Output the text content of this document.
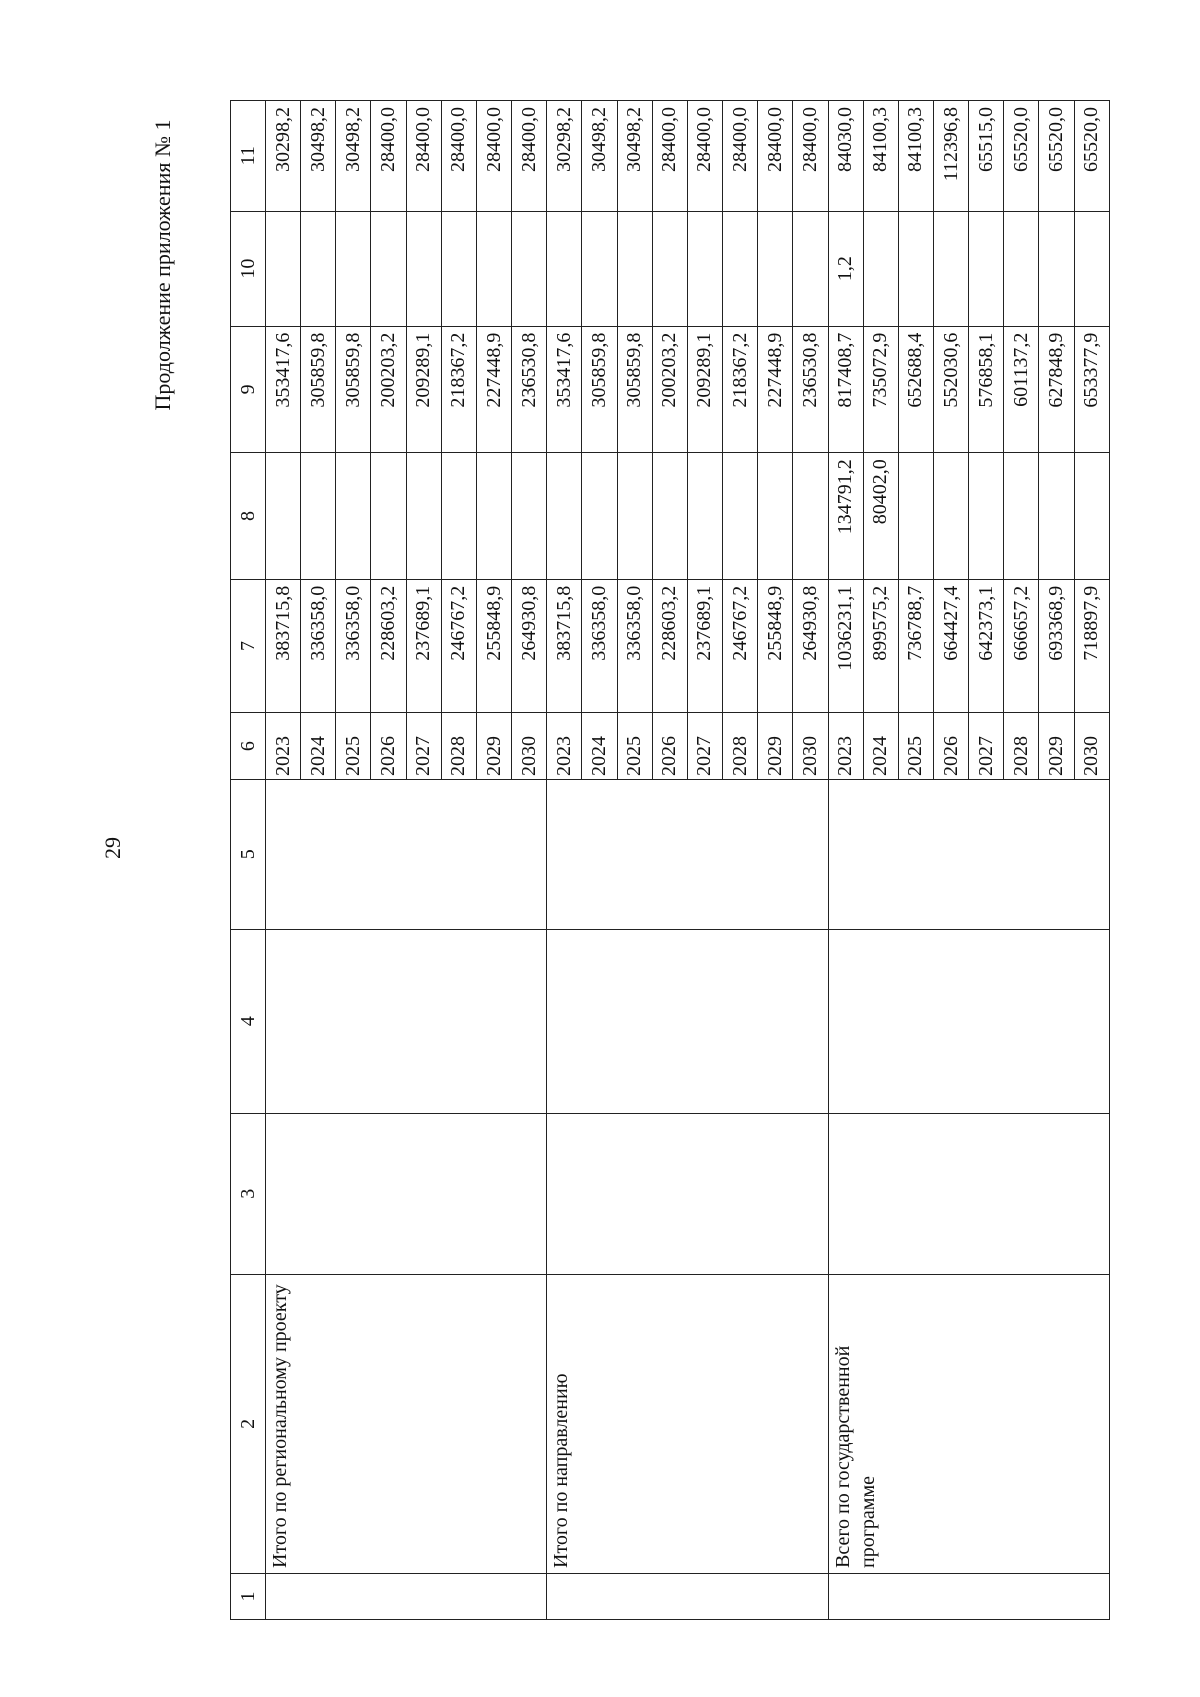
29
Продолжение приложения № 1
1	2	3	4	5	6	7	8	9	10	11
	Итого по региональному проекту				2023	383715,8		353417,6		30298,2
					2024	336358,0		305859,8		30498,2
					2025	336358,0		305859,8		30498,2
					2026	228603,2		200203,2		28400,0
					2027	237689,1		209289,1		28400,0
					2028	246767,2		218367,2		28400,0
					2029	255848,9		227448,9		28400,0
					2030	264930,8		236530,8		28400,0
	Итого по направлению				2023	383715,8		353417,6		30298,2
					2024	336358,0		305859,8		30498,2
					2025	336358,0		305859,8		30498,2
					2026	228603,2		200203,2		28400,0
					2027	237689,1		209289,1		28400,0
					2028	246767,2		218367,2		28400,0
					2029	255848,9		227448,9		28400,0
					2030	264930,8		236530,8		28400,0
	Всего по государственной программе				2023	1036231,1	134791,2	817408,7	1,2	84030,0
					2024	899575,2	80402,0	735072,9		84100,3
					2025	736788,7		652688,4		84100,3
					2026	664427,4		552030,6		112396,8
					2027	642373,1		576858,1		65515,0
					2028	666657,2		601137,2		65520,0
					2029	693368,9		627848,9		65520,0
					2030	718897,9		653377,9		65520,0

-=-=-=-=-

## Goal:
The answer must consist solely of the number of lines in the entries that contain the word "Итого".

## Worked solution:
2